EXERCISE AIM: Give every line of the records below as a Markdown table with two columns, Row and Record line. Number the rows in order and leave out blank lines.

(Stored records)
"""

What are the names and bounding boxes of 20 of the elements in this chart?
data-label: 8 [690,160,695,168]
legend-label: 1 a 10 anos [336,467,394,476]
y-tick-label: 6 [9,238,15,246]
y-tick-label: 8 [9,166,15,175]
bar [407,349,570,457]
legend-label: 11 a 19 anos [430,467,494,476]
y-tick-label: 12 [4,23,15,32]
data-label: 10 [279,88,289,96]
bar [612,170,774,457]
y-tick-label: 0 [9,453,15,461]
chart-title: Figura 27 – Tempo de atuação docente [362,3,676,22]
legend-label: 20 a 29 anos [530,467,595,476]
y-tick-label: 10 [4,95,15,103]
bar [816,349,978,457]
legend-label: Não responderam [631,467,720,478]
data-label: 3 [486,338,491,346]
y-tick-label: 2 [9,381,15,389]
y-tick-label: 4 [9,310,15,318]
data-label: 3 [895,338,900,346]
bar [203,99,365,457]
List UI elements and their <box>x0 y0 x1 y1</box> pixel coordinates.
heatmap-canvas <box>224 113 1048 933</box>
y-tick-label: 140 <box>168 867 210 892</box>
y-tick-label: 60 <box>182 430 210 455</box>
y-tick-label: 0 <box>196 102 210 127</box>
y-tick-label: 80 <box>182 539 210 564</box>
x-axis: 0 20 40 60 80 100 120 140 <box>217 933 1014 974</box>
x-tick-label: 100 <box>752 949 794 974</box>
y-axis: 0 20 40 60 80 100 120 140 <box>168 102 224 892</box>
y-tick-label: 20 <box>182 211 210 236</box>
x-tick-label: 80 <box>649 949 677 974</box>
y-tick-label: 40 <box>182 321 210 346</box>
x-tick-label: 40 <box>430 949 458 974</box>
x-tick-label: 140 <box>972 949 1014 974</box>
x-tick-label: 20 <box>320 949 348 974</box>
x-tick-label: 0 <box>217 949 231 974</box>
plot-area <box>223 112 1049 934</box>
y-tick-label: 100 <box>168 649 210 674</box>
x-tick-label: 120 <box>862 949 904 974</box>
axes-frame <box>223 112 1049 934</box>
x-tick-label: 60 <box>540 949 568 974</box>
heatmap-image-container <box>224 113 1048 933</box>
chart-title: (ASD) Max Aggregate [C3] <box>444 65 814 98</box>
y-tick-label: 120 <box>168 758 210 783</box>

"""

RESPONSE:
| Row | Record line |
|---|---|
| 1 | What are the names and bounding boxes of 20 of the elements in this chart? |
| 2 | data-label: 8 [690,160,695,168] |
| 3 | legend-label: 1 a 10 anos [336,467,394,476] |
| 4 | y-tick-label: 6 [9,238,15,246] |
| 5 | y-tick-label: 8 [9,166,15,175] |
| 6 | bar [407,349,570,457] |
| 7 | legend-label: 11 a 19 anos [430,467,494,476] |
| 8 | y-tick-label: 12 [4,23,15,32] |
| 9 | data-label: 10 [279,88,289,96] |
| 10 | bar [612,170,774,457] |
| 11 | y-tick-label: 0 [9,453,15,461] |
| 12 | chart-title: Figura 27 – Tempo de atuação docente [362,3,676,22] |
| 13 | legend-label: 20 a 29 anos [530,467,595,476] |
| 14 | y-tick-label: 10 [4,95,15,103] |
| 15 | bar [816,349,978,457] |
| 16 | legend-label: Não responderam [631,467,720,478] |
| 17 | data-label: 3 [486,338,491,346] |
| 18 | y-tick-label: 2 [9,381,15,389] |
| 19 | y-tick-label: 4 [9,310,15,318] |
| 20 | data-label: 3 [895,338,900,346] |
| 21 | bar [203,99,365,457] |
| 22 | List UI elements and their <box>x0 y0 x1 y1</box> pixel coordinates. |
| 23 | heatmap-canvas <box>224 113 1048 933</box> |
| 24 | y-tick-label: 140 <box>168 867 210 892</box> |
| 25 | y-tick-label: 60 <box>182 430 210 455</box> |
| 26 | y-tick-label: 0 <box>196 102 210 127</box> |
| 27 | y-tick-label: 80 <box>182 539 210 564</box> |
| 28 | x-axis: 0 20 40 60 80 100 120 140 <box>217 933 1014 974</box> |
| 29 | x-tick-label: 100 <box>752 949 794 974</box> |
| 30 | y-axis: 0 20 40 60 80 100 120 140 <box>168 102 224 892</box> |
| 31 | y-tick-label: 20 <box>182 211 210 236</box> |
| 32 | x-tick-label: 80 <box>649 949 677 974</box> |
| 33 | y-tick-label: 40 <box>182 321 210 346</box> |
| 34 | x-tick-label: 40 <box>430 949 458 974</box> |
| 35 | x-tick-label: 140 <box>972 949 1014 974</box> |
| 36 | x-tick-label: 20 <box>320 949 348 974</box> |
| 37 | x-tick-label: 0 <box>217 949 231 974</box> |
| 38 | plot-area <box>223 112 1049 934</box> |
| 39 | y-tick-label: 100 <box>168 649 210 674</box> |
| 40 | x-tick-label: 120 <box>862 949 904 974</box> |
| 41 | axes-frame <box>223 112 1049 934</box> |
| 42 | x-tick-label: 60 <box>540 949 568 974</box> |
| 43 | heatmap-image-container <box>224 113 1048 933</box> |
| 44 | chart-title: (ASD) Max Aggregate [C3] <box>444 65 814 98</box> |
| 45 | y-tick-label: 120 <box>168 758 210 783</box> |